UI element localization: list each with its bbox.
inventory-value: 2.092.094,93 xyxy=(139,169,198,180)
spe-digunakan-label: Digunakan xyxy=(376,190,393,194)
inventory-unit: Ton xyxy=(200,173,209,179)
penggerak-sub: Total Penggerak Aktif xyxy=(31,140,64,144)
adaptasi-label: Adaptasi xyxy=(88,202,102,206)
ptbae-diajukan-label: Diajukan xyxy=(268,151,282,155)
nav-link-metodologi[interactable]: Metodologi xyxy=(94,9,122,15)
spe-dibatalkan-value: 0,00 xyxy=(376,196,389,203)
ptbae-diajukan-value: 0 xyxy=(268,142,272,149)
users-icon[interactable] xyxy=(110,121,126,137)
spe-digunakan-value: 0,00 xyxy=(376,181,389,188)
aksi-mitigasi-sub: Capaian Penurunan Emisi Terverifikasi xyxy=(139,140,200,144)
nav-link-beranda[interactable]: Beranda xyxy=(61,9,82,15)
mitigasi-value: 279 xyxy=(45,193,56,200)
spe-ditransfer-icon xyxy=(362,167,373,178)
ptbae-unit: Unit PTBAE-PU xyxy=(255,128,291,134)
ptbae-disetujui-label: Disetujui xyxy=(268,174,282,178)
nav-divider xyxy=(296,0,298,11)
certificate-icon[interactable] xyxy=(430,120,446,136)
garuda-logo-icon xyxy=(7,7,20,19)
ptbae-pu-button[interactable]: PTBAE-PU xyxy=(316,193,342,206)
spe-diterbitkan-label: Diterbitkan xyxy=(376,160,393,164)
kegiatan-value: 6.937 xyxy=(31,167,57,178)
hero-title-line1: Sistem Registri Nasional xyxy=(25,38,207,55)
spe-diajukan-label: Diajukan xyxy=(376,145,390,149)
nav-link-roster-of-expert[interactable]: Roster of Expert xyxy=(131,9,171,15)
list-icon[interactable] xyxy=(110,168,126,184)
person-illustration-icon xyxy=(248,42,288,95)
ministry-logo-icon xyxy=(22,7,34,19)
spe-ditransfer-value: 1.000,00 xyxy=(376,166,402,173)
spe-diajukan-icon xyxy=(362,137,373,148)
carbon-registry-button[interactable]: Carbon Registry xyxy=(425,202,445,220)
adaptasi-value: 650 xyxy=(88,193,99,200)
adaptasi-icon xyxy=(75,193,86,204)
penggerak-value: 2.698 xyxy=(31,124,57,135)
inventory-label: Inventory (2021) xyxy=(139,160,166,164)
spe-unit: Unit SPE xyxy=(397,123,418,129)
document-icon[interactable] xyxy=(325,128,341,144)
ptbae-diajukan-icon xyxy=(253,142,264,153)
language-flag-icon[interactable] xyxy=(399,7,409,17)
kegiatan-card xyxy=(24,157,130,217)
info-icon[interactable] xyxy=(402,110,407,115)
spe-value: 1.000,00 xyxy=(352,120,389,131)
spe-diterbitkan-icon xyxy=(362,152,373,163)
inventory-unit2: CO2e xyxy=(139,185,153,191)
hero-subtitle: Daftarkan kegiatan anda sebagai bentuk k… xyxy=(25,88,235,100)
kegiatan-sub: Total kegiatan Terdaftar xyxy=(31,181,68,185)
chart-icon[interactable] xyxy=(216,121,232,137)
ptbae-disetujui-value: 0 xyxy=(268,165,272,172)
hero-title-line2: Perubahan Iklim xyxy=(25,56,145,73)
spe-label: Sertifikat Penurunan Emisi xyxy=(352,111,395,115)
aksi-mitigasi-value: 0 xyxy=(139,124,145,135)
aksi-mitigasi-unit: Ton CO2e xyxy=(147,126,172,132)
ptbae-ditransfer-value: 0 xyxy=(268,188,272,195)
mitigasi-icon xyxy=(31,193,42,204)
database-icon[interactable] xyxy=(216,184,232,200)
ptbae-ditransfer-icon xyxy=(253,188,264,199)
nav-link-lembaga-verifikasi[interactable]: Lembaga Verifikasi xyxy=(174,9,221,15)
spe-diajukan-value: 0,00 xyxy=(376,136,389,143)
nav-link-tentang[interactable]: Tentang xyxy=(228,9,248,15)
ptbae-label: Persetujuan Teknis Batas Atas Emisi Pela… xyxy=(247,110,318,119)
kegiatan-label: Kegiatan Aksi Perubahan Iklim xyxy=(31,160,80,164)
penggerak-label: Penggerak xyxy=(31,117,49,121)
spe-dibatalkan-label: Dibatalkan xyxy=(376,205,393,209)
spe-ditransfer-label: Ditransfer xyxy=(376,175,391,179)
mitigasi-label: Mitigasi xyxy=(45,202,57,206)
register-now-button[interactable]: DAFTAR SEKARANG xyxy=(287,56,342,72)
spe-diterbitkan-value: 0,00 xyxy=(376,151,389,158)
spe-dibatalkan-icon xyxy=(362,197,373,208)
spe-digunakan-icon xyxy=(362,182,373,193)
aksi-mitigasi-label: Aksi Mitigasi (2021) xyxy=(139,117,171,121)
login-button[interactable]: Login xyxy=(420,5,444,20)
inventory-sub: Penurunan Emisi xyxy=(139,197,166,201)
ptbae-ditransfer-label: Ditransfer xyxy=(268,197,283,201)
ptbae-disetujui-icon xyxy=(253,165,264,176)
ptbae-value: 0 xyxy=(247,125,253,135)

■ **SET EXERCISE**:
Rewrite the listing from its first line through the line containing "ptbae-diajukan-label: Diajukan xyxy=(268,151,282,155)", replacing "bbox" with "bounding box" and leaving everything else unchanged.

■ **REPLY**:
UI element localization: list each with its bounding box.
inventory-value: 2.092.094,93 xyxy=(139,169,198,180)
spe-digunakan-label: Digunakan xyxy=(376,190,393,194)
inventory-unit: Ton xyxy=(200,173,209,179)
penggerak-sub: Total Penggerak Aktif xyxy=(31,140,64,144)
adaptasi-label: Adaptasi xyxy=(88,202,102,206)
ptbae-diajukan-label: Diajukan xyxy=(268,151,282,155)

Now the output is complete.